[Excerpts from a figure dataset]
□ □ □

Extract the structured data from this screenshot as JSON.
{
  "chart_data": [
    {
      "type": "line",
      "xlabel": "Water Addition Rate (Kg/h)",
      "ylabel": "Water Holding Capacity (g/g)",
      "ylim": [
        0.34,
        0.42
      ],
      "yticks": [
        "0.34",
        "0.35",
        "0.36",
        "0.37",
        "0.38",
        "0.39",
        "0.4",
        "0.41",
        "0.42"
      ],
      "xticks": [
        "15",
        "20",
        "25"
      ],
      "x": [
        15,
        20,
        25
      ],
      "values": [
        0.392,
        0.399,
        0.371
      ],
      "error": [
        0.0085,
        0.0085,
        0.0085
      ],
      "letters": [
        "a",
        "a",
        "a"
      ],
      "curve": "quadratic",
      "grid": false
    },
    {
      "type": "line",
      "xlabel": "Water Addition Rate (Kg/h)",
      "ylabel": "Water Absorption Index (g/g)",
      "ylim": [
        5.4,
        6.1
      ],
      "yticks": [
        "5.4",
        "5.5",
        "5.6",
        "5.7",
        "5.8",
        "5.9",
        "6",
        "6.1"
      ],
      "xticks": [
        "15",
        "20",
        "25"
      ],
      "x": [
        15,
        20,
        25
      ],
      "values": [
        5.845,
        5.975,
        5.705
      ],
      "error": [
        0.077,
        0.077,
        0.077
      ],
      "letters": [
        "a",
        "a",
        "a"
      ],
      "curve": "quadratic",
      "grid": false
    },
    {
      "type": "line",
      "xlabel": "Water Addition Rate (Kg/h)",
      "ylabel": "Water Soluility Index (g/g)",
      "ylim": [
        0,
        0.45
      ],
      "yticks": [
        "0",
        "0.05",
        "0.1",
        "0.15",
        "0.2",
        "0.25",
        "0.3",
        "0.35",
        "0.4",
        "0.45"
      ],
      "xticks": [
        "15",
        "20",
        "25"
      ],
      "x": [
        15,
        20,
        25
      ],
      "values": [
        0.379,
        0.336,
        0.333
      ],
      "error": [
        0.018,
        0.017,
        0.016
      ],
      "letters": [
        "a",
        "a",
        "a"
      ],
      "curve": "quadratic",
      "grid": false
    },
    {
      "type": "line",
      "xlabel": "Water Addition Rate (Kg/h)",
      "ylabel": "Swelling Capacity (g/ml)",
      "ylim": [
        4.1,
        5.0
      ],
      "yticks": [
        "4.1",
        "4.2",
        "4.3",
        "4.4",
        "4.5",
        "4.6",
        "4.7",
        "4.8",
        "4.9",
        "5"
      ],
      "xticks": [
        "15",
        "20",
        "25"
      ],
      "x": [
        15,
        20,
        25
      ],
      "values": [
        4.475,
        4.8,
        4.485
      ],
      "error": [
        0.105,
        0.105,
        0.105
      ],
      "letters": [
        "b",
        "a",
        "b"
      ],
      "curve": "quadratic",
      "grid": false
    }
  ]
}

□ □ □

- YOUR TASK -
The records above should be duplicated in full, exactly as given.

- COMPLETE OUTPUT -
Extract the structured data from this screenshot as JSON.
{
  "chart_data": [
    {
      "type": "line",
      "xlabel": "Water Addition Rate (Kg/h)",
      "ylabel": "Water Holding Capacity (g/g)",
      "ylim": [
        0.34,
        0.42
      ],
      "yticks": [
        "0.34",
        "0.35",
        "0.36",
        "0.37",
        "0.38",
        "0.39",
        "0.4",
        "0.41",
        "0.42"
      ],
      "xticks": [
        "15",
        "20",
        "25"
      ],
      "x": [
        15,
        20,
        25
      ],
      "values": [
        0.392,
        0.399,
        0.371
      ],
      "error": [
        0.0085,
        0.0085,
        0.0085
      ],
      "letters": [
        "a",
        "a",
        "a"
      ],
      "curve": "quadratic",
      "grid": false
    },
    {
      "type": "line",
      "xlabel": "Water Addition Rate (Kg/h)",
      "ylabel": "Water Absorption Index (g/g)",
      "ylim": [
        5.4,
        6.1
      ],
      "yticks": [
        "5.4",
        "5.5",
        "5.6",
        "5.7",
        "5.8",
        "5.9",
        "6",
        "6.1"
      ],
      "xticks": [
        "15",
        "20",
        "25"
      ],
      "x": [
        15,
        20,
        25
      ],
      "values": [
        5.845,
        5.975,
        5.705
      ],
      "error": [
        0.077,
        0.077,
        0.077
      ],
      "letters": [
        "a",
        "a",
        "a"
      ],
      "curve": "quadratic",
      "grid": false
    },
    {
      "type": "line",
      "xlabel": "Water Addition Rate (Kg/h)",
      "ylabel": "Water Soluility Index (g/g)",
      "ylim": [
        0,
        0.45
      ],
      "yticks": [
        "0",
        "0.05",
        "0.1",
        "0.15",
        "0.2",
        "0.25",
        "0.3",
        "0.35",
        "0.4",
        "0.45"
      ],
      "xticks": [
        "15",
        "20",
        "25"
      ],
      "x": [
        15,
        20,
        25
      ],
      "values": [
        0.379,
        0.336,
        0.333
      ],
      "error": [
        0.018,
        0.017,
        0.016
      ],
      "letters": [
        "a",
        "a",
        "a"
      ],
      "curve": "quadratic",
      "grid": false
    },
    {
      "type": "line",
      "xlabel": "Water Addition Rate (Kg/h)",
      "ylabel": "Swelling Capacity (g/ml)",
      "ylim": [
        4.1,
        5.0
      ],
      "yticks": [
        "4.1",
        "4.2",
        "4.3",
        "4.4",
        "4.5",
        "4.6",
        "4.7",
        "4.8",
        "4.9",
        "5"
      ],
      "xticks": [
        "15",
        "20",
        "25"
      ],
      "x": [
        15,
        20,
        25
      ],
      "values": [
        4.475,
        4.8,
        4.485
      ],
      "error": [
        0.105,
        0.105,
        0.105
      ],
      "letters": [
        "b",
        "a",
        "b"
      ],
      "curve": "quadratic",
      "grid": false
    }
  ]
}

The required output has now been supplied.